The problem: From the listing below, extract every line containing "Weekly".

Material for this exercise:
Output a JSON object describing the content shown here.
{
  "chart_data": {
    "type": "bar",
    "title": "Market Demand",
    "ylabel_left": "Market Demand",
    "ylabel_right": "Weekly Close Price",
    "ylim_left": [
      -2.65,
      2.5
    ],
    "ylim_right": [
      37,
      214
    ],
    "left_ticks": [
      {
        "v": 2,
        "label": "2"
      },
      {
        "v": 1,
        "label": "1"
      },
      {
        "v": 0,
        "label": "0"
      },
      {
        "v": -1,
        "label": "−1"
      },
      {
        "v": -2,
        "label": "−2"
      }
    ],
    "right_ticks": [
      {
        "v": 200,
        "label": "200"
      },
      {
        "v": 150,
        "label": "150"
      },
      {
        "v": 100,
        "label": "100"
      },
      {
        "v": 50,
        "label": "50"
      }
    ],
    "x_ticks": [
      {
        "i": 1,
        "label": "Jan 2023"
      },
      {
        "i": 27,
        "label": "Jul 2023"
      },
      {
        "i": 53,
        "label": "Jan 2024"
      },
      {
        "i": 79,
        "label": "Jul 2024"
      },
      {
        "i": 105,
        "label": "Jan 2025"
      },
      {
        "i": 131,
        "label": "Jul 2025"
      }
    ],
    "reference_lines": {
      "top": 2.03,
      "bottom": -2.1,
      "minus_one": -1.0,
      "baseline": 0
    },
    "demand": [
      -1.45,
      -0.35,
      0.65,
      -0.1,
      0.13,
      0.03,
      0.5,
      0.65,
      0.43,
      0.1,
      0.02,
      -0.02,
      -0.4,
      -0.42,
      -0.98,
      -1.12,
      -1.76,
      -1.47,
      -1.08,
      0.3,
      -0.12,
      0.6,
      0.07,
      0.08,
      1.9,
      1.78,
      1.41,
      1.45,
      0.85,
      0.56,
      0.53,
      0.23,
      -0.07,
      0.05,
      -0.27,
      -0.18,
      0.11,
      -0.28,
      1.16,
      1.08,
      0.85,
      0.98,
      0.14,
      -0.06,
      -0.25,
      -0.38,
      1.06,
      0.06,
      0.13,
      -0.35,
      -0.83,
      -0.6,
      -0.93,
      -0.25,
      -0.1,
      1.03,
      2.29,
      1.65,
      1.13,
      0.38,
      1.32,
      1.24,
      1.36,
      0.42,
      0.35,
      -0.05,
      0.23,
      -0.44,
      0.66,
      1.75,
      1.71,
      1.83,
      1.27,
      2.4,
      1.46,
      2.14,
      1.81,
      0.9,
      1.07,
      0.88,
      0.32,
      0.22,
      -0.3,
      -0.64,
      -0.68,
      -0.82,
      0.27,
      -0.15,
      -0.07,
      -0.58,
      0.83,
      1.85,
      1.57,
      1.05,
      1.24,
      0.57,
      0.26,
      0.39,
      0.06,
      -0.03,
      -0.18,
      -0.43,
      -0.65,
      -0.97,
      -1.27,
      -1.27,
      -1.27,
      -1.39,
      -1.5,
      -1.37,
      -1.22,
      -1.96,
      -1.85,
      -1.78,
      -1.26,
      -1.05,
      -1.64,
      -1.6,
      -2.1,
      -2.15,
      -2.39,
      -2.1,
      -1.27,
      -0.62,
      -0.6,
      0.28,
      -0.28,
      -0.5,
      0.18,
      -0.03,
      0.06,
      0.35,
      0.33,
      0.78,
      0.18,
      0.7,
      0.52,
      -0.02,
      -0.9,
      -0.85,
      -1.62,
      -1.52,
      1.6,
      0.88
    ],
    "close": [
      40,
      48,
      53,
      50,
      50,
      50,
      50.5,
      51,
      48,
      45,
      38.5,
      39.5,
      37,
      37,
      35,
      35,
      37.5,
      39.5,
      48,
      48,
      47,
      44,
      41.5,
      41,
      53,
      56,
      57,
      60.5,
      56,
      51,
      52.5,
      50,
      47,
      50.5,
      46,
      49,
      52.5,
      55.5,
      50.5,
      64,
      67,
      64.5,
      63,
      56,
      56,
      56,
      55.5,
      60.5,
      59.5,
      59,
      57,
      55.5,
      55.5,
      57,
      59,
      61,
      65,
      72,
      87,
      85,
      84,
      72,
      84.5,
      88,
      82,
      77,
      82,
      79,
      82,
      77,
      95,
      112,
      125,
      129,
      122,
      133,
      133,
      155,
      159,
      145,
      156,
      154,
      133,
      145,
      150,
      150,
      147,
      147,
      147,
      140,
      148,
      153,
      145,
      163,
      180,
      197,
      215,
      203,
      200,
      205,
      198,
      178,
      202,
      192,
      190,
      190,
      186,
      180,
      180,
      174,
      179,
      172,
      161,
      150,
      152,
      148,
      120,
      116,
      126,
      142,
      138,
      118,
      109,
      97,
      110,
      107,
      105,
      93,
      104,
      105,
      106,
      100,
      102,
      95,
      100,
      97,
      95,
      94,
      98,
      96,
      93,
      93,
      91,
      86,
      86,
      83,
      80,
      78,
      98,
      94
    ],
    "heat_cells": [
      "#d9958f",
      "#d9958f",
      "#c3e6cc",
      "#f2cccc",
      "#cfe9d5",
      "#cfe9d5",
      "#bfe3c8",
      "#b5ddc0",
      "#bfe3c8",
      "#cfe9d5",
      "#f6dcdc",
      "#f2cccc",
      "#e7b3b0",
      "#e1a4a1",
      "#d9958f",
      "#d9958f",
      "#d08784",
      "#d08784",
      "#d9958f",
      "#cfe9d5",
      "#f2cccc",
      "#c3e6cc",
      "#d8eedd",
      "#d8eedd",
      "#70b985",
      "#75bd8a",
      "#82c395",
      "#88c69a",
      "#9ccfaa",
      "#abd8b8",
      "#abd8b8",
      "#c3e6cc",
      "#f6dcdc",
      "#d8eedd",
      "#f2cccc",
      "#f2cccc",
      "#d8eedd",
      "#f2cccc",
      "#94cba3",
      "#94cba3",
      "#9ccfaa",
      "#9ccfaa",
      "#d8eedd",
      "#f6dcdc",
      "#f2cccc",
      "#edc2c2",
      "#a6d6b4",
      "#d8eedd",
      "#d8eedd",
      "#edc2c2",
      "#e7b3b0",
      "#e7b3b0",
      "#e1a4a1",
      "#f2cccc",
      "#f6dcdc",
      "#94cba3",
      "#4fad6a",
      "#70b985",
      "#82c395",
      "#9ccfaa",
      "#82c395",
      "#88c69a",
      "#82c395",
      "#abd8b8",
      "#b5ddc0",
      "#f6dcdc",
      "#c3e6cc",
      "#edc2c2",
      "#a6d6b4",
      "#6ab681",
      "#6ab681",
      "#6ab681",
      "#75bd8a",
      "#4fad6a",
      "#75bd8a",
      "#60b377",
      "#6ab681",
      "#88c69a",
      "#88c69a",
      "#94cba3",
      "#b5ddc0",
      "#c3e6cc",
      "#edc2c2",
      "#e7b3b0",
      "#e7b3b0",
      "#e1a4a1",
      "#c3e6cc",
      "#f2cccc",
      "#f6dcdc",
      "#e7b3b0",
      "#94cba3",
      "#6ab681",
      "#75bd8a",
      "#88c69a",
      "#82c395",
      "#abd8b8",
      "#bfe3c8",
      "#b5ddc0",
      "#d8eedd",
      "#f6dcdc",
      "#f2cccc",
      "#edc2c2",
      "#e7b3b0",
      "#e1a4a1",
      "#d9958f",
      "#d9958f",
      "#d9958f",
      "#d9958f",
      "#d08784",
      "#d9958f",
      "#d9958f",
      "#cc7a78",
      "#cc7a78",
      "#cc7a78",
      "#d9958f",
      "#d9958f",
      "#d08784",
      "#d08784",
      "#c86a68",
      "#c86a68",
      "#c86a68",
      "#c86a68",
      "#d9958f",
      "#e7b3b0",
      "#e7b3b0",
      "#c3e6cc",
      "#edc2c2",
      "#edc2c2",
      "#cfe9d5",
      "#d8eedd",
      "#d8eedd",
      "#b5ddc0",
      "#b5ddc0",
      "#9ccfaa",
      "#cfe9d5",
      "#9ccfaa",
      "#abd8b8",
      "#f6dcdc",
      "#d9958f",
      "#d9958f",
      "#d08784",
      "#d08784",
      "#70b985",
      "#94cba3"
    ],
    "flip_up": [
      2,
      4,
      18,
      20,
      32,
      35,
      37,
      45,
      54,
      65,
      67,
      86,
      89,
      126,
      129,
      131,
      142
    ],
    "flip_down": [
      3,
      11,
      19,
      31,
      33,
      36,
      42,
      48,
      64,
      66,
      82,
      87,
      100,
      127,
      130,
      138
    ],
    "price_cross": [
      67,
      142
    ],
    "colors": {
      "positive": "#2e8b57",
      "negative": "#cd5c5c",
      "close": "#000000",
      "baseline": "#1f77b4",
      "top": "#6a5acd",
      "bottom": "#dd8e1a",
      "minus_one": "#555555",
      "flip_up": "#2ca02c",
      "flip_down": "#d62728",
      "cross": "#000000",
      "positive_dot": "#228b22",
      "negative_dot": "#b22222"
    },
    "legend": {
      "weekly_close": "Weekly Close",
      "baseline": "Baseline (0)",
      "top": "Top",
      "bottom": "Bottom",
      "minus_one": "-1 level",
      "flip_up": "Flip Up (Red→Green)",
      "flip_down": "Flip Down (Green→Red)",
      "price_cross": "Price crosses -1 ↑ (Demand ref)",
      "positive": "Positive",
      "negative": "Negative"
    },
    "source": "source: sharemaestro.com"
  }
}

Response to the exercise:
    "ylabel_right": "Weekly Close Price",
      "weekly_close": "Weekly Close",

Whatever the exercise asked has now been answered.